Start of Exercise inputs

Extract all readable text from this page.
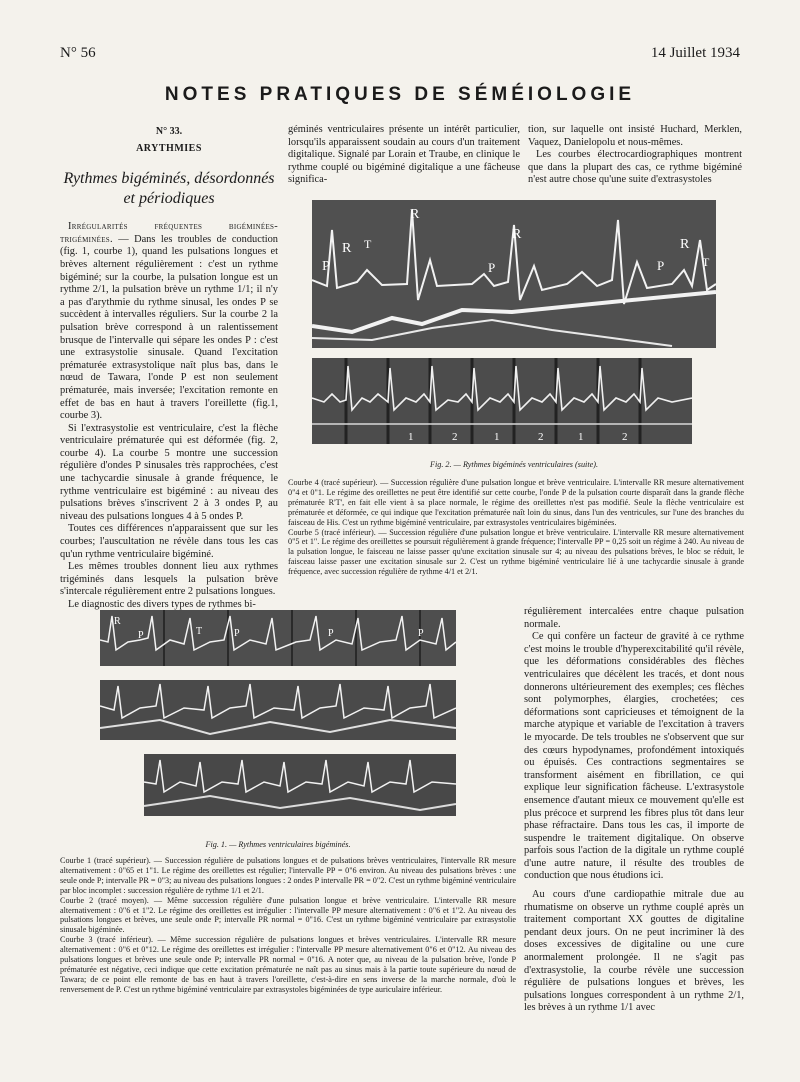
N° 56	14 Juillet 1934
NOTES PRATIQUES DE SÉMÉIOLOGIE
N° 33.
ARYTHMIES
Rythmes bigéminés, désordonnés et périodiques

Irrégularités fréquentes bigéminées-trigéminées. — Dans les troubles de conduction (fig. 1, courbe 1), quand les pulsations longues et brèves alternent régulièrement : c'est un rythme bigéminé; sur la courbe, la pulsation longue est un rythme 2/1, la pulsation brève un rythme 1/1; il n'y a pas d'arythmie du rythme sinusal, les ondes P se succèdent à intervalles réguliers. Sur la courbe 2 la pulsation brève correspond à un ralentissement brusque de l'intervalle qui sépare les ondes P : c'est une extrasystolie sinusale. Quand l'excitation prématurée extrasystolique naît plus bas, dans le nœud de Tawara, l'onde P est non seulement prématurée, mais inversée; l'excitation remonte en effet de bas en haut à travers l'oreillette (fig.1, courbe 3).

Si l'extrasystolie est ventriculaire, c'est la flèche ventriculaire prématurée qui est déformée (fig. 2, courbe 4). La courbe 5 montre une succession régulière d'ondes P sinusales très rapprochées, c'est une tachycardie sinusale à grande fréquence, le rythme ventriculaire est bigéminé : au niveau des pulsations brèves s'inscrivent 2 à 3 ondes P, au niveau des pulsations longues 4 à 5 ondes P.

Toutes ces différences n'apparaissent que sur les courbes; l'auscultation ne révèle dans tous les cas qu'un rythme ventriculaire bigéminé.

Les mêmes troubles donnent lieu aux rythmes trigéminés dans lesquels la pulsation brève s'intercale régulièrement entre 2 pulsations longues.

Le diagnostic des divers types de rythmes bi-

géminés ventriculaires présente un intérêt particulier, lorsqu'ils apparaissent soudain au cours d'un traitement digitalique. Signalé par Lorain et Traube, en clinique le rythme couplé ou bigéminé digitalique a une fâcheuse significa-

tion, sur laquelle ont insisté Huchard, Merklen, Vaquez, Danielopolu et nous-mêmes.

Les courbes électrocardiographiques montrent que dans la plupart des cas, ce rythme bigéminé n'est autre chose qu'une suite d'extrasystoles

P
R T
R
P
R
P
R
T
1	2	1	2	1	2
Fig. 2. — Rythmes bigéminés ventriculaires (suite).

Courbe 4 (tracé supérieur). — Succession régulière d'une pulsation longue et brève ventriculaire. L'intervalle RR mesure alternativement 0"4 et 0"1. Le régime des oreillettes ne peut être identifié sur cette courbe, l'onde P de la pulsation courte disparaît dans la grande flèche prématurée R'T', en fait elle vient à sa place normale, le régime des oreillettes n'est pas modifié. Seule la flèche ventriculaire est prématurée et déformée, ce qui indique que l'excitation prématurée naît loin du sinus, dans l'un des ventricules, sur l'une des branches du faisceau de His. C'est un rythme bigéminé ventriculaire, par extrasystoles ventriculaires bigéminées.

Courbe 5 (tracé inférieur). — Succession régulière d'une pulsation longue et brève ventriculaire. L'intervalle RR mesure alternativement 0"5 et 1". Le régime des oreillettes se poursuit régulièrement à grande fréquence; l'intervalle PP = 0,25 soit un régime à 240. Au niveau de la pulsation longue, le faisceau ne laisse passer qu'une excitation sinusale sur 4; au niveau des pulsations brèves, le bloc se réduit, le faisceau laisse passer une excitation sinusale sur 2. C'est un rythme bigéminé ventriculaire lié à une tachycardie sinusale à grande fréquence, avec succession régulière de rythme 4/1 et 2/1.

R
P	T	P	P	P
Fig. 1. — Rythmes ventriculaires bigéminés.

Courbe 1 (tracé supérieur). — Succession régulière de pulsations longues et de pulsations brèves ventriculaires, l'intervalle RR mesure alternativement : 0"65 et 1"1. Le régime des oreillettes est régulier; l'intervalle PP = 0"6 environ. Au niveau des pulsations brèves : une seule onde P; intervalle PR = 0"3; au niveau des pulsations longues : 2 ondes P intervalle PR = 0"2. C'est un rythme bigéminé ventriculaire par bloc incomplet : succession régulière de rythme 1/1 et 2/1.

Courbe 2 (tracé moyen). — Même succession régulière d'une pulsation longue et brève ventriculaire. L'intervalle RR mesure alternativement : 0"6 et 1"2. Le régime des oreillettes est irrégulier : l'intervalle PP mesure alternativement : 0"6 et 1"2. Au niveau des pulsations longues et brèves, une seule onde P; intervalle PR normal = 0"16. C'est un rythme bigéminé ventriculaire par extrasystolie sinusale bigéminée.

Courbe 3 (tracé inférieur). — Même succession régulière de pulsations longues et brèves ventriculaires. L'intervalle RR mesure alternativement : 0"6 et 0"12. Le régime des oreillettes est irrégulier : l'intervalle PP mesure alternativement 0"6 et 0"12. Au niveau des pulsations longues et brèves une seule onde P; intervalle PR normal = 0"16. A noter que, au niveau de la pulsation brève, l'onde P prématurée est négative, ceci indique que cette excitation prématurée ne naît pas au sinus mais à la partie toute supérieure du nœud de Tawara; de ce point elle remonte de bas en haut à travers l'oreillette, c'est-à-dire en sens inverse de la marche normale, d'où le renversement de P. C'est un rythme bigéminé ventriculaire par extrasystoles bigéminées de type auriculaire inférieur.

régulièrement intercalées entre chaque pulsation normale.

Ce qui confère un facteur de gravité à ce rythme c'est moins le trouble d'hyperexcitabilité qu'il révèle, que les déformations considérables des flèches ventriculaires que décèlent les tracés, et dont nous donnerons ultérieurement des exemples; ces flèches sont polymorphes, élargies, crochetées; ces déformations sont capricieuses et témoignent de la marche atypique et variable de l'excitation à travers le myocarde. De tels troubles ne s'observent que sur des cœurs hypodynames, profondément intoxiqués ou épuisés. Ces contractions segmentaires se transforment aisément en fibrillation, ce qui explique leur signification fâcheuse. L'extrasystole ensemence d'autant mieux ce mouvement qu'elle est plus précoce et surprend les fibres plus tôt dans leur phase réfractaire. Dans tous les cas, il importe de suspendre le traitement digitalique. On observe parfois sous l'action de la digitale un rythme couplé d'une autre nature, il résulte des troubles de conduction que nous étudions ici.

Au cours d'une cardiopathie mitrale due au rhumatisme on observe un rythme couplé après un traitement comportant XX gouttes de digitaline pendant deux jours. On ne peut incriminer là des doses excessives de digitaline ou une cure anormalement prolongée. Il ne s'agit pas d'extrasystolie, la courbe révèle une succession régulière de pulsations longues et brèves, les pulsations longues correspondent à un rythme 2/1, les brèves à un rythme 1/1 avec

End of Exercise inputs
Start of Exercise inputs

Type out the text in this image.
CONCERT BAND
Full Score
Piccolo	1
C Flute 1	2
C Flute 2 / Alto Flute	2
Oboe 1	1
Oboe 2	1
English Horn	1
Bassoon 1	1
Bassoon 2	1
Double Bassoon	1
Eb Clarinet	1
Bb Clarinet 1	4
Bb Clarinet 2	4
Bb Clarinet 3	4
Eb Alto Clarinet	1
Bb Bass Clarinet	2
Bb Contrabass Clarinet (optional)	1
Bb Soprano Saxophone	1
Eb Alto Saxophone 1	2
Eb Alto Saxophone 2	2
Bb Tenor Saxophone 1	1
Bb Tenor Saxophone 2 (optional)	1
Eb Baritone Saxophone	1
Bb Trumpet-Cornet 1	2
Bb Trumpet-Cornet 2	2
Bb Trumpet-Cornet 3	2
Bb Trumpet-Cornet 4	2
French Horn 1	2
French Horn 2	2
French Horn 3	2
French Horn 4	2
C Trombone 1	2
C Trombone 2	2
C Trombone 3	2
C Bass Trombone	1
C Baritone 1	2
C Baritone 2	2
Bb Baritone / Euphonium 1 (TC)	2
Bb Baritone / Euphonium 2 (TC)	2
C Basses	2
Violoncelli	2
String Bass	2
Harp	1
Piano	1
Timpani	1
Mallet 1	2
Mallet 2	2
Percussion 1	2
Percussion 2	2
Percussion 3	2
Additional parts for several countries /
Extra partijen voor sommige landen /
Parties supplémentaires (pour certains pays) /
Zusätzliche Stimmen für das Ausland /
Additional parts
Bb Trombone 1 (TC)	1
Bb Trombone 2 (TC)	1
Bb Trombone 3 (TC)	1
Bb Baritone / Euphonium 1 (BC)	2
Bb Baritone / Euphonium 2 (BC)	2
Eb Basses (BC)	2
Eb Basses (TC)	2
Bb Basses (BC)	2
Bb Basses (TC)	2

End of Exercise inputs

Exercise goal ::
Look through the data above. Find each line with the string "Trumpet" and copy it.

The reply ::
Bb Trumpet-Cornet 1	2
Bb Trumpet-Cornet 2	2
Bb Trumpet-Cornet 3	2
Bb Trumpet-Cornet 4	2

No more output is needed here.